## Stored entries
#####

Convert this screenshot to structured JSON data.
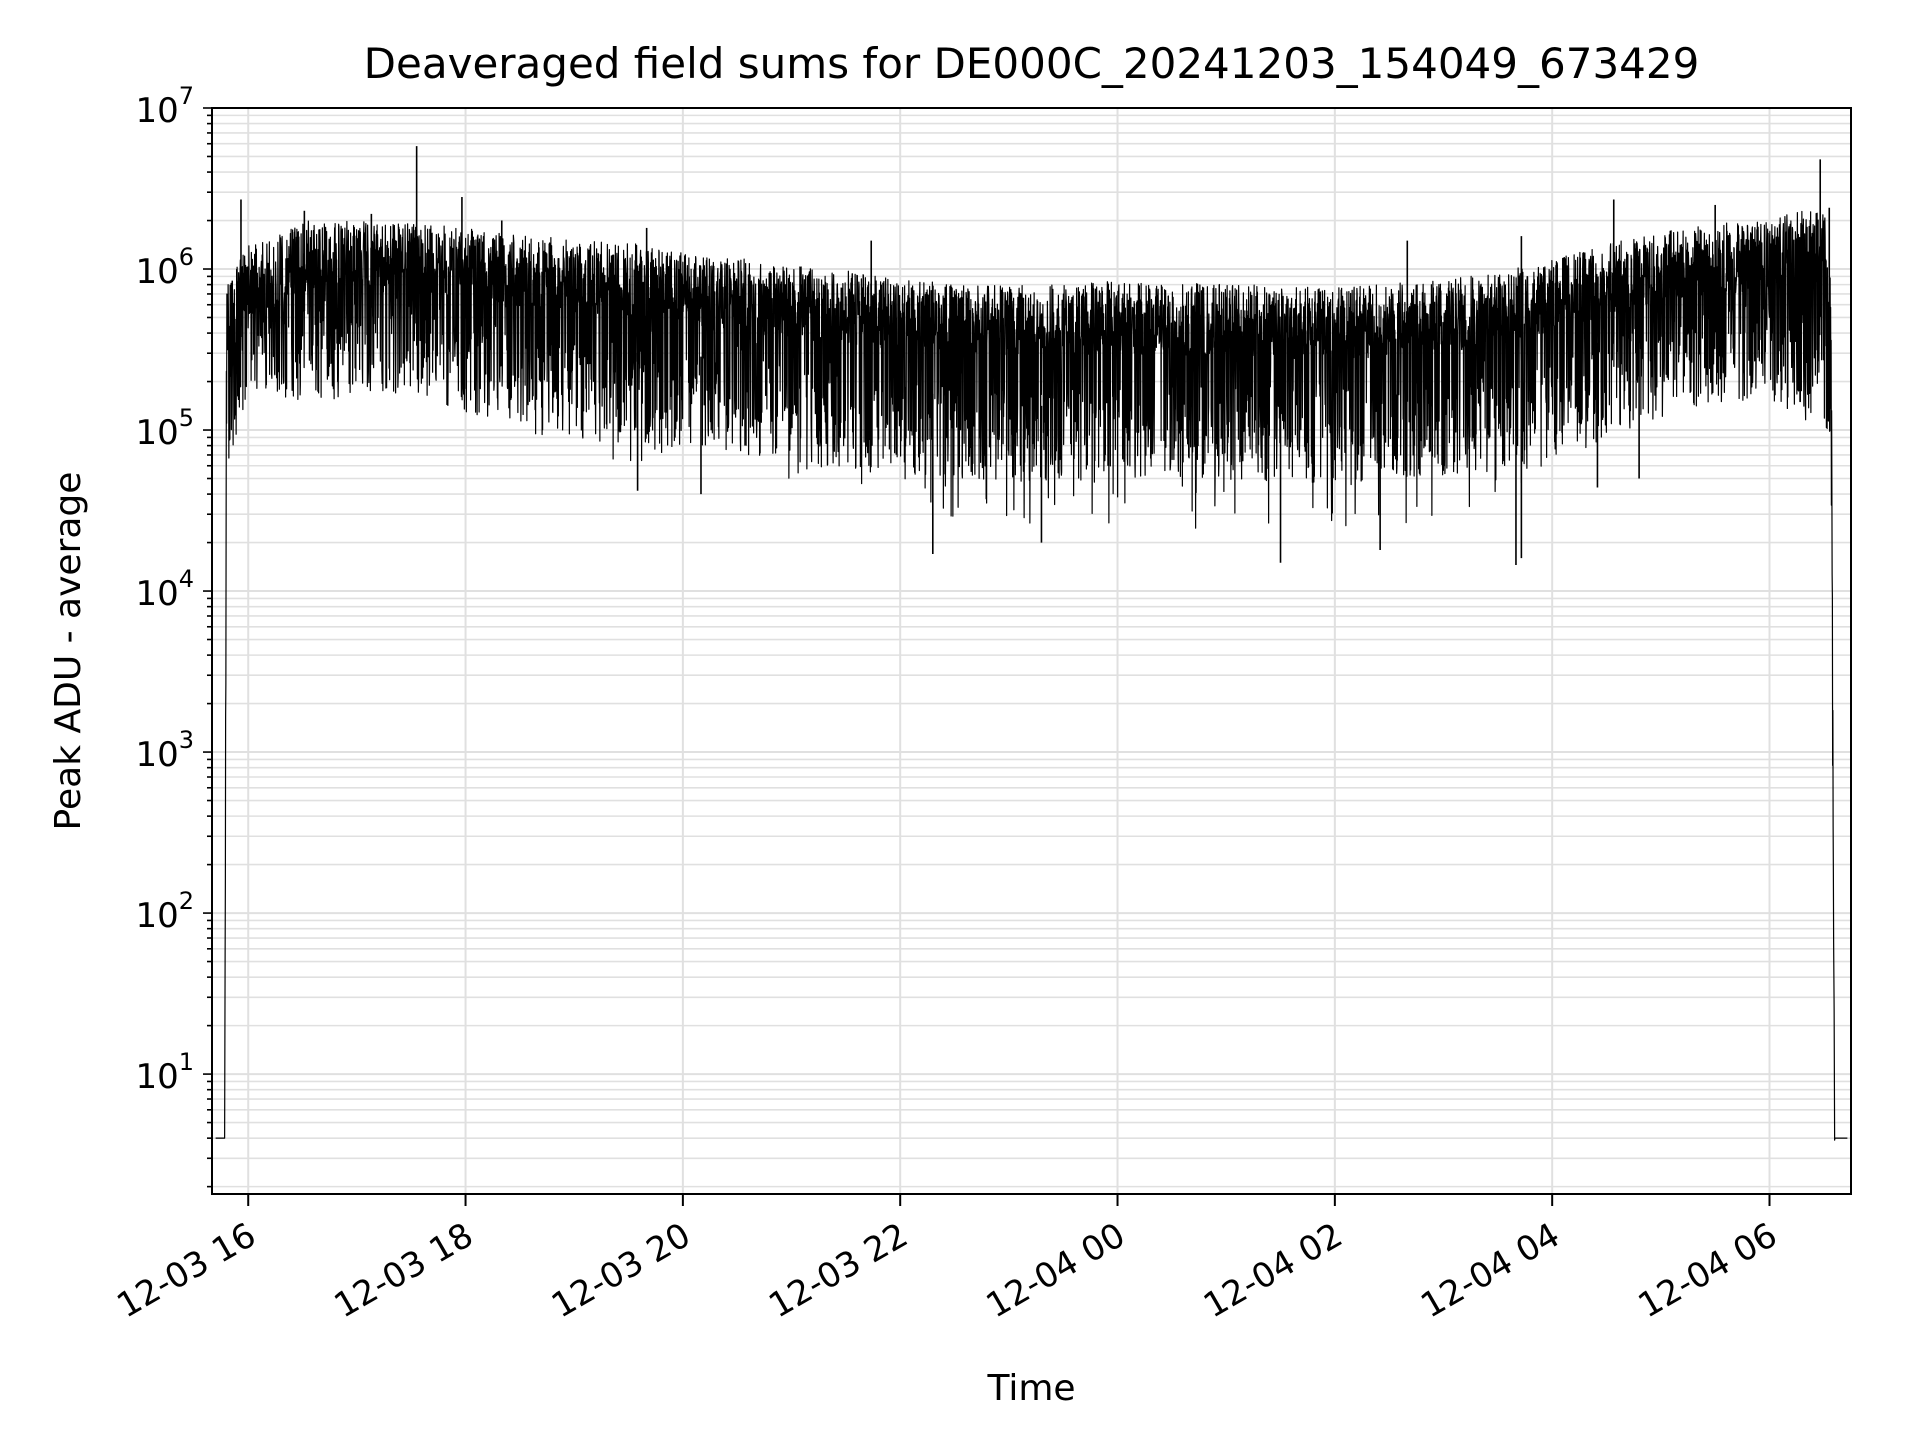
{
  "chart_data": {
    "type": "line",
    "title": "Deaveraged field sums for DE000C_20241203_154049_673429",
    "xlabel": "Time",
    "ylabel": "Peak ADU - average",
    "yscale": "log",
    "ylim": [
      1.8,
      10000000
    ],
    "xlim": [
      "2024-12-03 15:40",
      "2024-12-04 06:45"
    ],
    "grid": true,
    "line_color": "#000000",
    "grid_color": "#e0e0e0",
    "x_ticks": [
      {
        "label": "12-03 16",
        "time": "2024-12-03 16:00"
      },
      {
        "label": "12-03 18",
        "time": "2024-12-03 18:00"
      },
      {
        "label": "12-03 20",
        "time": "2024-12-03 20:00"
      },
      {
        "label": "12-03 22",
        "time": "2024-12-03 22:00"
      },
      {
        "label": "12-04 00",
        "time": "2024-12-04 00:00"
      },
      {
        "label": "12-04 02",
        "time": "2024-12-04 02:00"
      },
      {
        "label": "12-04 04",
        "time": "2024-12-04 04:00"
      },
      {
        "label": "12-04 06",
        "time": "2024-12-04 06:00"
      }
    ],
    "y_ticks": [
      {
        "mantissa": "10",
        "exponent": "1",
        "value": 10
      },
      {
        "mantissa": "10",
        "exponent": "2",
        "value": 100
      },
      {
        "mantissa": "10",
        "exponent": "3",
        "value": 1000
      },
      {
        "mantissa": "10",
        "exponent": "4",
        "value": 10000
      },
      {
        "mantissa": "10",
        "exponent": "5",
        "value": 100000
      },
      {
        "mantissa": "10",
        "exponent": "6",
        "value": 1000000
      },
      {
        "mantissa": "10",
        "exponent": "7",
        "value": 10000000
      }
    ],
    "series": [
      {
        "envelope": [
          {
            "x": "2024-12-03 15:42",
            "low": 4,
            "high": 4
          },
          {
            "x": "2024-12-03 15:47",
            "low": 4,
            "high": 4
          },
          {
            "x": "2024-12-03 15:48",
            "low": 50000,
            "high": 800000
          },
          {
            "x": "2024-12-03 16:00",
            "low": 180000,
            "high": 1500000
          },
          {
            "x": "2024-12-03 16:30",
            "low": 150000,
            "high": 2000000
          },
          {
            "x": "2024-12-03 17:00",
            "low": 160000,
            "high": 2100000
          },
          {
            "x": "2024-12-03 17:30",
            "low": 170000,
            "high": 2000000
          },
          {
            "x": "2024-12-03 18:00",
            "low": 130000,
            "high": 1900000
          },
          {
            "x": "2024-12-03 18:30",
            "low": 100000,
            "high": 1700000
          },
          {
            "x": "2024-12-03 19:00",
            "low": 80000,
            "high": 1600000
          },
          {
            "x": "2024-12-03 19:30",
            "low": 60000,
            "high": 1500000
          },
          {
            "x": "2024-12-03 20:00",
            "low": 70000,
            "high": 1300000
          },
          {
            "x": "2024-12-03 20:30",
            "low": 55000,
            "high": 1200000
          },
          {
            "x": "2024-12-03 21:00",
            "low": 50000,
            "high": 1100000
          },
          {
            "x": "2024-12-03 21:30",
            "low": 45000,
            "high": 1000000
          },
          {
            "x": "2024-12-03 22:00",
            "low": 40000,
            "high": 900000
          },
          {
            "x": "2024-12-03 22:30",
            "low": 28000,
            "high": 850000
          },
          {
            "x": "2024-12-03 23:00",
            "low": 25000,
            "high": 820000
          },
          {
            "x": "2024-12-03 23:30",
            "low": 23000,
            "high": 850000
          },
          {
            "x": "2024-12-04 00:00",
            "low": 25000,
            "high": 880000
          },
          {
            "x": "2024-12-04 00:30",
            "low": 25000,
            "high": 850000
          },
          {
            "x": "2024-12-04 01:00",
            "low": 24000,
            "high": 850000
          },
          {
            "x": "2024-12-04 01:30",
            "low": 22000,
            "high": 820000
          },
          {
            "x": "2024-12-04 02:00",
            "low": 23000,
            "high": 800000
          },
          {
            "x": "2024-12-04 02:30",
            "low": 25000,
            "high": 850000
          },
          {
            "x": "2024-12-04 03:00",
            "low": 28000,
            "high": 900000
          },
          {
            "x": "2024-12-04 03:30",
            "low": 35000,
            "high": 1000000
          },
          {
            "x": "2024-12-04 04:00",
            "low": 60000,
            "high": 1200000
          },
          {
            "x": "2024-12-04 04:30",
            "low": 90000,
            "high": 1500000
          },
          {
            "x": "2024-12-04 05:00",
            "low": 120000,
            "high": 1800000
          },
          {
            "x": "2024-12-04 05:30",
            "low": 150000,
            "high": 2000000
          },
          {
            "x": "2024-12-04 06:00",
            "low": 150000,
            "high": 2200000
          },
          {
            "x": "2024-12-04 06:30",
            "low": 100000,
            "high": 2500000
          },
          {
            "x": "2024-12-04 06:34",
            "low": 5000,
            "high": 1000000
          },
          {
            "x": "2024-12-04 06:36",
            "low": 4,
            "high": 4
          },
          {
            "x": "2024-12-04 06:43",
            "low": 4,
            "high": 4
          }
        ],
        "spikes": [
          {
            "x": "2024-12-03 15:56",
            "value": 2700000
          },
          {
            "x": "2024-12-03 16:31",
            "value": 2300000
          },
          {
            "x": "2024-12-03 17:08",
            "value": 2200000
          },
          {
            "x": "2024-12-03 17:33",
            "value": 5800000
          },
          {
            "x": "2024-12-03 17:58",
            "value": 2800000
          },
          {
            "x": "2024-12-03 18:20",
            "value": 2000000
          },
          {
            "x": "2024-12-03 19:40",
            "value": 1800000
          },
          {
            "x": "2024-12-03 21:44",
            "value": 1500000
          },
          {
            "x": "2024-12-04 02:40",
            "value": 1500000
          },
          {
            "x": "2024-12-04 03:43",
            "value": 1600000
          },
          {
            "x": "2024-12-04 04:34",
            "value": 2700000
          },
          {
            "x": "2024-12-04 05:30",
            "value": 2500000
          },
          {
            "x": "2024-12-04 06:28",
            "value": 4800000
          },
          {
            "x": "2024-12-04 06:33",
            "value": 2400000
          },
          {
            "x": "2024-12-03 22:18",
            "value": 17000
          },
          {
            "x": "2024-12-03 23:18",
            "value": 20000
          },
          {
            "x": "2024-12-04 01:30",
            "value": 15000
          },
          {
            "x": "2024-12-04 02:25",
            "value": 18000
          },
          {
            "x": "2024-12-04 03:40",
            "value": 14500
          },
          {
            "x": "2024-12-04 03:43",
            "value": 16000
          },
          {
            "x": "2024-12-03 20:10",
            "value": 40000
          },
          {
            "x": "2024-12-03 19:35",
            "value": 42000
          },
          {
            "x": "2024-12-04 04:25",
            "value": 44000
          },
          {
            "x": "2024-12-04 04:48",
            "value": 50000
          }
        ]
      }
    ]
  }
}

#####

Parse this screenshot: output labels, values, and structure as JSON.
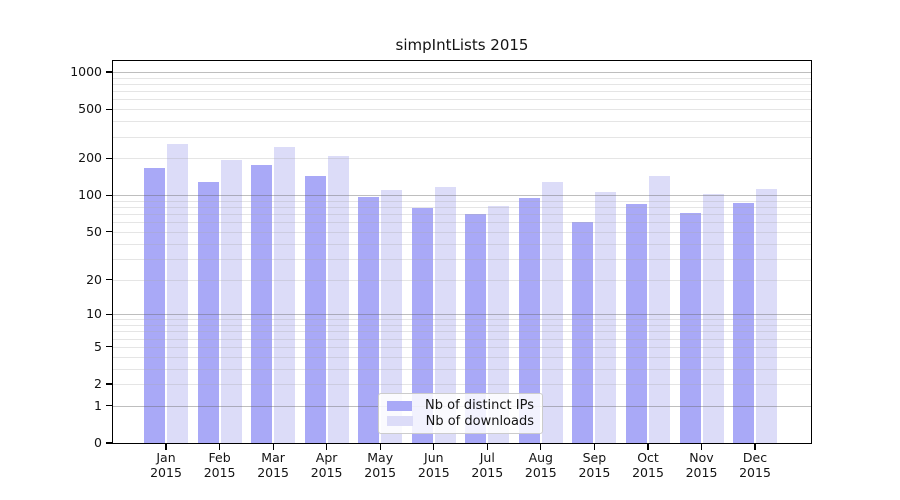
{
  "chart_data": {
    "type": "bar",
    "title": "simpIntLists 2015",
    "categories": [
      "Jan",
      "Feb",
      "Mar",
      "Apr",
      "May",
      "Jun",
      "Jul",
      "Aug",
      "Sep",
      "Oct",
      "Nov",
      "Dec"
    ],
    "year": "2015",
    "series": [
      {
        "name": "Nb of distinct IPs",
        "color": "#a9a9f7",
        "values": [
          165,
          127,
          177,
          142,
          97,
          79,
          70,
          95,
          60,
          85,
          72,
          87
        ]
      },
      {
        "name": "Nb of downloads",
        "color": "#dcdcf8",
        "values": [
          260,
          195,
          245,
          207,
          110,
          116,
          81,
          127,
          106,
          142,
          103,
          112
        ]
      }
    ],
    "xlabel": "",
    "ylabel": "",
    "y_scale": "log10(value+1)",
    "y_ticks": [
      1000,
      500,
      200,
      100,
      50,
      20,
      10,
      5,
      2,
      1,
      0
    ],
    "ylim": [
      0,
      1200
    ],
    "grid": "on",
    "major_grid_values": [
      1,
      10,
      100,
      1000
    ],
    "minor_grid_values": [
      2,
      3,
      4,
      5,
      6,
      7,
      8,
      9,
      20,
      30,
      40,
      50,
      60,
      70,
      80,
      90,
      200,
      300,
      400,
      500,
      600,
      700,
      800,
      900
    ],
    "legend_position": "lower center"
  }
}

#####

## REQUIREMENTS
Determine how many lines of the listing above hold the word "this". Report that number without anything else.

## EXERCISE ANSWER
2